◆ Data listing
==========
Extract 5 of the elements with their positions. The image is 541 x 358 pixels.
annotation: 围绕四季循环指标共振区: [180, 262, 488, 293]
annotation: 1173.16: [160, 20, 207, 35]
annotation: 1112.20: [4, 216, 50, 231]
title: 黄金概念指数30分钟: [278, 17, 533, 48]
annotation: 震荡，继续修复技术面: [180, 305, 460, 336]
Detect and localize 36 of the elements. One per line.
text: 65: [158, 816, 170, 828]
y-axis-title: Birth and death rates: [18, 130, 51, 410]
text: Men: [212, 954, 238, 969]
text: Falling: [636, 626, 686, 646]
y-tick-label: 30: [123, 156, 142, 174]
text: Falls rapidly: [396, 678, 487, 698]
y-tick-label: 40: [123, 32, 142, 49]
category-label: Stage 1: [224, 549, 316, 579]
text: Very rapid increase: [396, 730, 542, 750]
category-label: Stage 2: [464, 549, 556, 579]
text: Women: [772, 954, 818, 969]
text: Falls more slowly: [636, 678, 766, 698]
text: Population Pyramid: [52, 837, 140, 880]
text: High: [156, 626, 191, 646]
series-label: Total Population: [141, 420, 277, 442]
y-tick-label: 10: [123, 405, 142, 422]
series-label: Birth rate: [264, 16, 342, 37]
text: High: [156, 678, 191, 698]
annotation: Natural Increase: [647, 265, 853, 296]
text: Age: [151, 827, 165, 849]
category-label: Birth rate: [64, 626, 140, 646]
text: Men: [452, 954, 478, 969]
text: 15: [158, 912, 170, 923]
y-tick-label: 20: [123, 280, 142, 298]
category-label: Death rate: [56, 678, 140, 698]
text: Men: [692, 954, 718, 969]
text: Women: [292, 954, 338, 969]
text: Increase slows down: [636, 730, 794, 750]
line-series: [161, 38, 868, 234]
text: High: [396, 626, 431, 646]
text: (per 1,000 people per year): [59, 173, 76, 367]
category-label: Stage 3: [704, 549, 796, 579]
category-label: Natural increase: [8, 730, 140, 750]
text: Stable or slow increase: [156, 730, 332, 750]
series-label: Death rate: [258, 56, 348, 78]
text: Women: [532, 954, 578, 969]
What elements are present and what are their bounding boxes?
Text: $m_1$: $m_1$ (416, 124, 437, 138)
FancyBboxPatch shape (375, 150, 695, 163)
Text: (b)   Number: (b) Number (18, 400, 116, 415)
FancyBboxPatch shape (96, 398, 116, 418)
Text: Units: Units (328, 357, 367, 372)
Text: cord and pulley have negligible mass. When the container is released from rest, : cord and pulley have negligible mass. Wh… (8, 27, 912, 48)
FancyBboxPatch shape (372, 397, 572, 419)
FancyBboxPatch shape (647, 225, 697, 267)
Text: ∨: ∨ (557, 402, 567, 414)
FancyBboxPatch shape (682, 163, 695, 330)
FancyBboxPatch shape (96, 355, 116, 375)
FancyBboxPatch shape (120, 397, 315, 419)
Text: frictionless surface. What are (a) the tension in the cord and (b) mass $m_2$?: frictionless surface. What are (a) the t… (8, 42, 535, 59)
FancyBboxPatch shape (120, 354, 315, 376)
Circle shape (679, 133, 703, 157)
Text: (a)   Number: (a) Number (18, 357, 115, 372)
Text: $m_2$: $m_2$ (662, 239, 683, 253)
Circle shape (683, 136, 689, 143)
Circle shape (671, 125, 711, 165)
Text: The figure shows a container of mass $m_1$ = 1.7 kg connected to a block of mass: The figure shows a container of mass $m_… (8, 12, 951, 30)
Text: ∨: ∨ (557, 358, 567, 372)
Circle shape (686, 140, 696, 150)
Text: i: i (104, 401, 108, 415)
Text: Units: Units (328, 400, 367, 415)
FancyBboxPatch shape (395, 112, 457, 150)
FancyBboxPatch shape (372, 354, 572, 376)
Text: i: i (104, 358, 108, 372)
==========
◆ Work required
Update the data listing above by replacing each occurrence of "Women" with "Females". Keep every other part of the lines unchanged.

◆ Output
Extract 5 of the elements with their positions. The image is 541 x 358 pixels.
annotation: 围绕四季循环指标共振区: [180, 262, 488, 293]
annotation: 1173.16: [160, 20, 207, 35]
annotation: 1112.20: [4, 216, 50, 231]
title: 黄金概念指数30分钟: [278, 17, 533, 48]
annotation: 震荡，继续修复技术面: [180, 305, 460, 336]
Detect and localize 36 of the elements. One per line.
text: 65: [158, 816, 170, 828]
y-axis-title: Birth and death rates: [18, 130, 51, 410]
text: Men: [212, 954, 238, 969]
text: Falling: [636, 626, 686, 646]
y-tick-label: 30: [123, 156, 142, 174]
text: Falls rapidly: [396, 678, 487, 698]
y-tick-label: 40: [123, 32, 142, 49]
category-label: Stage 1: [224, 549, 316, 579]
text: Very rapid increase: [396, 730, 542, 750]
category-label: Stage 2: [464, 549, 556, 579]
text: Females: [772, 954, 818, 969]
text: Falls more slowly: [636, 678, 766, 698]
text: Population Pyramid: [52, 837, 140, 880]
text: High: [156, 626, 191, 646]
series-label: Total Population: [141, 420, 277, 442]
y-tick-label: 10: [123, 405, 142, 422]
series-label: Birth rate: [264, 16, 342, 37]
text: High: [156, 678, 191, 698]
annotation: Natural Increase: [647, 265, 853, 296]
text: Age: [151, 827, 165, 849]
category-label: Birth rate: [64, 626, 140, 646]
text: Men: [452, 954, 478, 969]
text: 15: [158, 912, 170, 923]
y-tick-label: 20: [123, 280, 142, 298]
category-label: Death rate: [56, 678, 140, 698]
text: Men: [692, 954, 718, 969]
text: Females: [292, 954, 338, 969]
text: Increase slows down: [636, 730, 794, 750]
line-series: [161, 38, 868, 234]
text: High: [396, 626, 431, 646]
text: (per 1,000 people per year): [59, 173, 76, 367]
category-label: Stage 3: [704, 549, 796, 579]
category-label: Natural increase: [8, 730, 140, 750]
text: Stable or slow increase: [156, 730, 332, 750]
series-label: Death rate: [258, 56, 348, 78]
text: Females: [532, 954, 578, 969]
What elements are present and what are their bounding boxes?
Text: $m_1$: $m_1$ (416, 124, 437, 138)
FancyBboxPatch shape (375, 150, 695, 163)
Text: (b)   Number: (b) Number (18, 400, 116, 415)
FancyBboxPatch shape (96, 398, 116, 418)
Text: Units: Units (328, 357, 367, 372)
Text: cord and pulley have negligible mass. When the container is released from rest, : cord and pulley have negligible mass. Wh… (8, 27, 912, 48)
FancyBboxPatch shape (372, 397, 572, 419)
FancyBboxPatch shape (647, 225, 697, 267)
Text: ∨: ∨ (557, 402, 567, 414)
FancyBboxPatch shape (682, 163, 695, 330)
FancyBboxPatch shape (96, 355, 116, 375)
FancyBboxPatch shape (120, 397, 315, 419)
Text: frictionless surface. What are (a) the tension in the cord and (b) mass $m_2$?: frictionless surface. What are (a) the t… (8, 42, 535, 59)
FancyBboxPatch shape (120, 354, 315, 376)
Circle shape (679, 133, 703, 157)
Text: (a)   Number: (a) Number (18, 357, 115, 372)
Text: $m_2$: $m_2$ (662, 239, 683, 253)
Circle shape (683, 136, 689, 143)
Circle shape (671, 125, 711, 165)
Text: The figure shows a container of mass $m_1$ = 1.7 kg connected to a block of mass: The figure shows a container of mass $m_… (8, 12, 951, 30)
Text: ∨: ∨ (557, 358, 567, 372)
Circle shape (686, 140, 696, 150)
Text: i: i (104, 401, 108, 415)
Text: Units: Units (328, 400, 367, 415)
FancyBboxPatch shape (395, 112, 457, 150)
FancyBboxPatch shape (372, 354, 572, 376)
Text: i: i (104, 358, 108, 372)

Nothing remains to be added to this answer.